Stored entries

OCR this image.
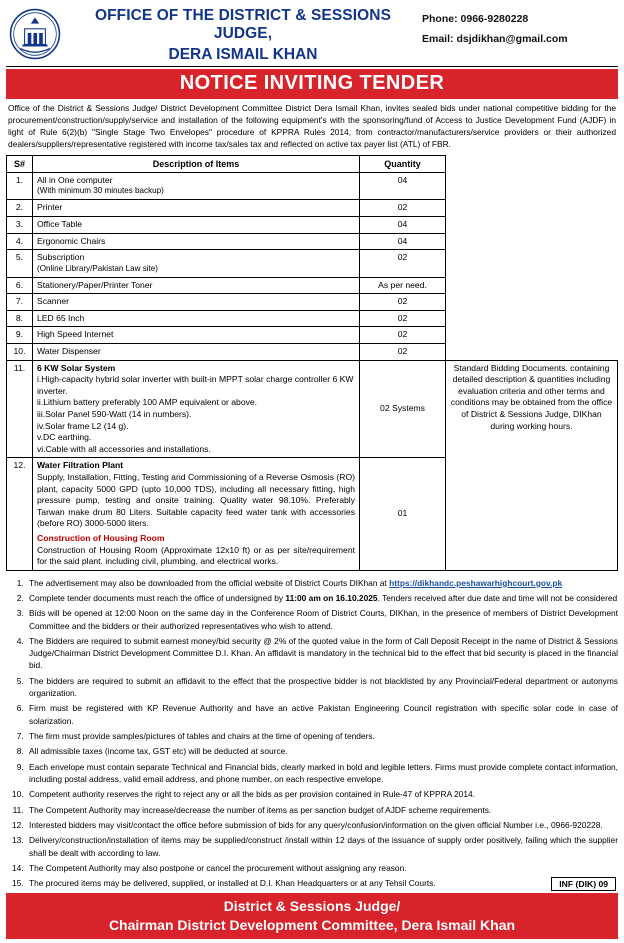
OFFICE OF THE DISTRICT & SESSIONS JUDGE,
DERA ISMAIL KHAN
Phone: 0966-9280228
Email: dsjdikhan@gmail.com
NOTICE INVITING TENDER
Office of the District & Sessions Judge/ District Development Committee District Dera Ismail Khan, invites sealed bids under national competitive bidding for the procurement/construction/supply/service and installation of the following equipment's with the sponsoring/fund of Access to Justice Development Fund (AJDF) in light of Rule 6(2)(b) "Single Stage Two Envelopes" procedure of KPPRA Rules 2014, from contractor/manufacturers/service providers or their authorized dealers/suppliers/representative registered with income tax/sales tax and reflected on active tax payer list (ATL) of FBR.
S#	Description of Items	Quantity	
1.	All in One computer
(With minimum 30 minutes backup)	04	
2.	Printer	02	
3.	Office Table	04	
4.	Ergonomic Chairs	04	
5.	Subscription
(Online Library/Pakistan Law site)	02	
6.	Stationery/Paper/Printer Toner	As per need.	
7.	Scanner	02	
8.	LED 65 Inch	02	
9.	High Speed Internet	02	
10.	Water Dispenser	02	
11.	6 KW Solar System
i.High-capacity hybrid solar inverter with built-in MPPT solar charge controller 6 KW inverter.
ii.Lithium battery preferably 100 AMP equivalent or above.
iii.Solar Panel 590-Watt (14 in numbers).
iv.Solar frame L2 (14 g).
v.DC earthing.
vi.Cable with all accessories and installations.
	02 Systems	Standard Bidding Documents. containing detailed description & quantities including evaluation criteria and other terms and conditions may be obtained from the office of District & Sessions Judge, DIKhan during working hours.
12.	Water Filtration Plant
Supply, Installation, Fitting, Testing and Commissioning of a Reverse Osmosis (RO) plant, capacity 5000 GPD (upto 10,000 TDS), including all necessary fitting, high pressure pump, testing and onsite training. Quality water 98.10%. Preferably Tarwan make drum 80 Liters. Suitable capacity feed water tank with accessories (before RO) 3000-5000 liters.
Construction of Housing Room
Construction of Housing Room (Approximate 12x10 ft) or as per site/requirement for the said plant. including civil, plumbing, and electrical works.	01	
1. The advertisement may also be downloaded from the official website of District Courts DIKhan at https://dikhandc.peshawarhighcourt.gov.pk
2. Complete tender documents must reach the office of undersigned by 11:00 am on 16.10.2025. Tenders received after due date and time will not be considered
3. Bids will be opened at 12:00 Noon on the same day in the Conference Room of District Courts, DIKhan, in the presence of members of District Development Committee and the bidders or their authorized representatives who wish to attend.
4. The Bidders are required to submit earnest money/bid security @ 2% of the quoted value in the form of Call Deposit Receipt in the name of District & Sessions Judge/Chairman District Development Committee D.I. Khan. An affidavit is mandatory in the technical bid to the effect that bid security is placed in the financial bid.
5. The bidders are required to submit an affidavit to the effect that the prospective bidder is not blacklisted by any Provincial/Federal department or autonyms organization.
6. Firm must be registered with KP Revenue Authority and have an active Pakistan Engineering Council registration with specific solar code in case of solarization.
7. The firm must provide samples/pictures of tables and chairs at the time of opening of tenders.
8. All admissible taxes (income tax, GST etc) will be deducted at source.
9. Each envelope must contain separate Technical and Financial bids, clearly marked in bold and legible letters. Firms must provide complete contact information, including postal address, valid email address, and phone number, on each respective envelope.
10. Competent authority reserves the right to reject any or all the bids as per provision contained in Rule-47 of KPPRA 2014.
11. The Competent Authority may increase/decrease the number of items as per sanction budget of AJDF scheme requirements.
12. Interested bidders may visit/contact the office before submission of bids for any query/confusion/information on the given official Number i.e., 0966-920228.
13. Delivery/construction/installation of items may be supplied/construct /install within 12 days of the issuance of supply order positively, failing which the supplier shall be dealt with according to law.
14. The Competent Authority may also postpone or cancel the procurement without assigning any reason.
15. The procured items may be delivered, supplied, or installed at D.I. Khan Headquarters or at any Tehsil Courts.	INF (DIK) 09
District & Sessions Judge/
Chairman District Development Committee, Dera Ismail Khan
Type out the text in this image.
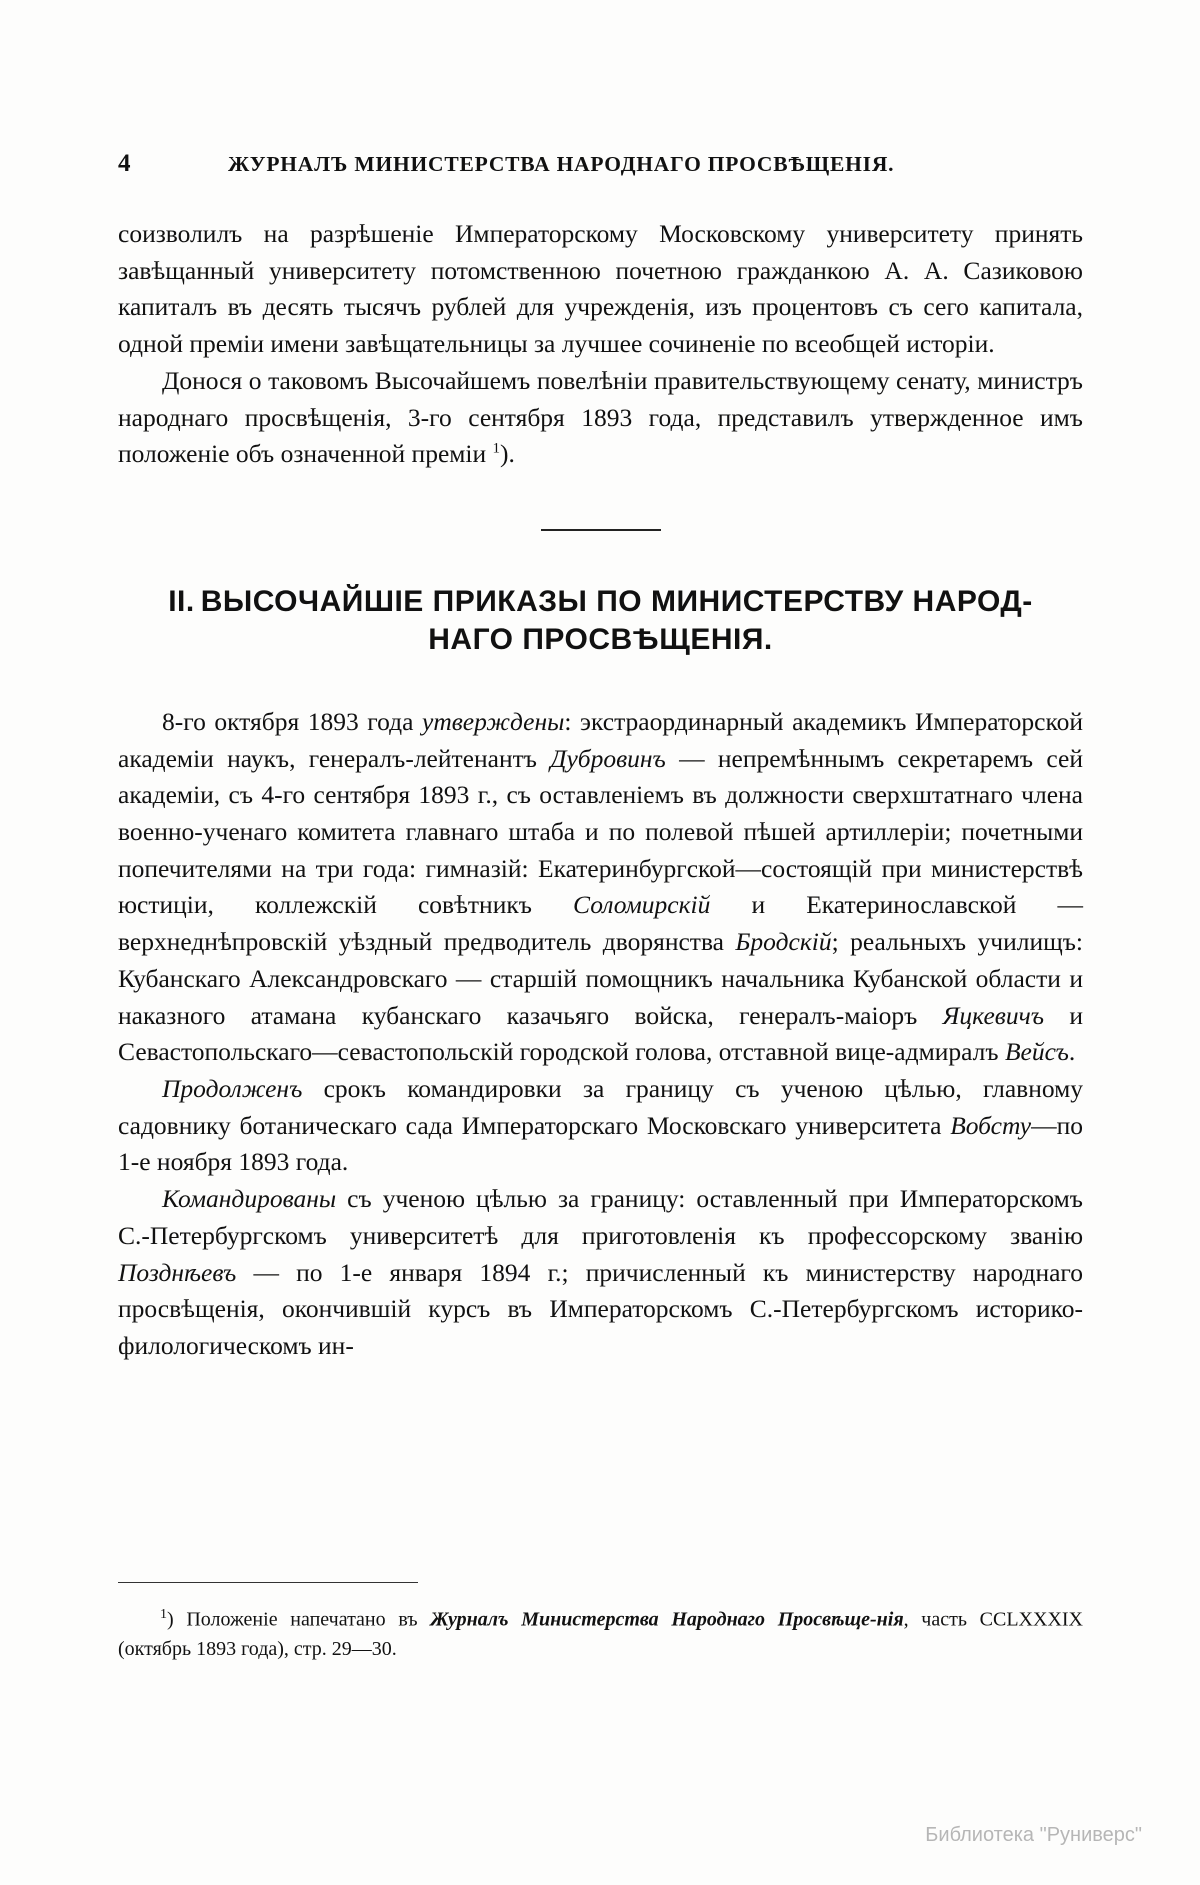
4	ЖУРНАЛЪ МИНИСТЕРСТВА НАРОДНАГО ПРОСВѢЩЕНІЯ.

соизволилъ на разрѣшеніе Императорскому Московскому университету принять завѣщанный университету потомственною почетною гражданкою А. А. Сазиковою капиталъ въ десять тысячъ рублей для учрежденія, изъ процентовъ съ сего капитала, одной преміи имени завѣщательницы за лучшее сочиненіе по всеобщей исторіи.

Донося о таковомъ Высочайшемъ повелѣніи правительствующему сенату, министръ народнаго просвѣщенія, 3-го сентября 1893 года, представилъ утвержденное имъ положеніе объ означенной преміи $^1$).

II. ВЫСОЧАЙШІЕ ПРИКАЗЫ ПО МИНИСТЕРСТВУ НАРОД-
НАГО ПРОСВѢЩЕНІЯ.

8-го октября 1893 года утверждены: экстраординарный академикъ Императорской академіи наукъ, генералъ-лейтенантъ Дубровинъ — непремѣннымъ секретаремъ сей академіи, съ 4-го сентября 1893 г., съ оставленіемъ въ должности сверхштатнаго члена военно-ученаго комитета главнаго штаба и по полевой пѣшей артиллеріи; почетными попечителями на три года: гимназій: Екатеринбургской—состоящій при министерствѣ юстиціи, коллежскій совѣтникъ Соломирскій и Екатеринославской — верхнеднѣпровскій уѣздный предводитель дворянства Бродскій; реальныхъ училищъ: Кубанскаго Александровскаго — старшій помощникъ начальника Кубанской области и наказного атамана кубанскаго казачьяго войска, генералъ-маіоръ Яцкевичъ и Севастопольскаго—севастопольскій городской голова, отставной вице-адмиралъ Вейсъ.

Продолженъ срокъ командировки за границу съ ученою цѣлью, главному садовнику ботаническаго сада Императорскаго Московскаго университета Вобсту—по 1-е ноября 1893 года.

Командированы съ ученою цѣлью за границу: оставленный при Императорскомъ С.-Петербургскомъ университетѣ для приготовленія къ профессорскому званію Позднѣевъ — по 1-е января 1894 г.; причисленный къ министерству народнаго просвѣщенія, окончившій курсъ въ Императорскомъ С.-Петербургскомъ историко-филологическомъ ин-

$^1$) Положеніе напечатано въ Журналъ Министерства Народнаго Просвѣще-нія, часть CCLXXXIX (октябрь 1893 года), стр. 29—30.
Библиотека "Руниверс"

◆ Exercise directions ◆
Which lines contain "Pakistan"? Copy each of them.

◆ Problem solution ◆
(Online Library/Pakistan Law site)	02	
6. Firm must be registered with KP Revenue Authority and have an active Pakistan Engineering Council registration with specific solar code in case of solarization.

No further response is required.